→ **Work to be completed**:
Retype the records that come next, word for word.

(Figure dataset records)
== Segment start ==

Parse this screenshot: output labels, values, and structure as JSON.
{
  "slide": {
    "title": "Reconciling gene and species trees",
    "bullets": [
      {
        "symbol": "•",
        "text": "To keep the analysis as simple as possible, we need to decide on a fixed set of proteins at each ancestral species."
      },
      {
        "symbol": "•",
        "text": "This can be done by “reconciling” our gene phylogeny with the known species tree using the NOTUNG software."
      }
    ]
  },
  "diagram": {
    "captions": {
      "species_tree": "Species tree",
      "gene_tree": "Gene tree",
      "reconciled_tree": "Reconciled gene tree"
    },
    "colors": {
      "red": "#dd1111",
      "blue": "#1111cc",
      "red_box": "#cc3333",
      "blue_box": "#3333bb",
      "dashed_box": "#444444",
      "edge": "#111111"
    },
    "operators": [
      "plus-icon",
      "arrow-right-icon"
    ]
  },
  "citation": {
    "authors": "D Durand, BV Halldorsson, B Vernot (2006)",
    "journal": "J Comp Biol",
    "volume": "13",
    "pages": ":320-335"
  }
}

== Segment end ==

→ **Result**:
Parse this screenshot: output labels, values, and structure as JSON.
{
  "slide": {
    "title": "Reconciling gene and species trees",
    "bullets": [
      {
        "symbol": "•",
        "text": "To keep the analysis as simple as possible, we need to decide on a fixed set of proteins at each ancestral species."
      },
      {
        "symbol": "•",
        "text": "This can be done by “reconciling” our gene phylogeny with the known species tree using the NOTUNG software."
      }
    ]
  },
  "diagram": {
    "captions": {
      "species_tree": "Species tree",
      "gene_tree": "Gene tree",
      "reconciled_tree": "Reconciled gene tree"
    },
    "colors": {
      "red": "#dd1111",
      "blue": "#1111cc",
      "red_box": "#cc3333",
      "blue_box": "#3333bb",
      "dashed_box": "#444444",
      "edge": "#111111"
    },
    "operators": [
      "plus-icon",
      "arrow-right-icon"
    ]
  },
  "citation": {
    "authors": "D Durand, BV Halldorsson, B Vernot (2006)",
    "journal": "J Comp Biol",
    "volume": "13",
    "pages": ":320-335"
  }
}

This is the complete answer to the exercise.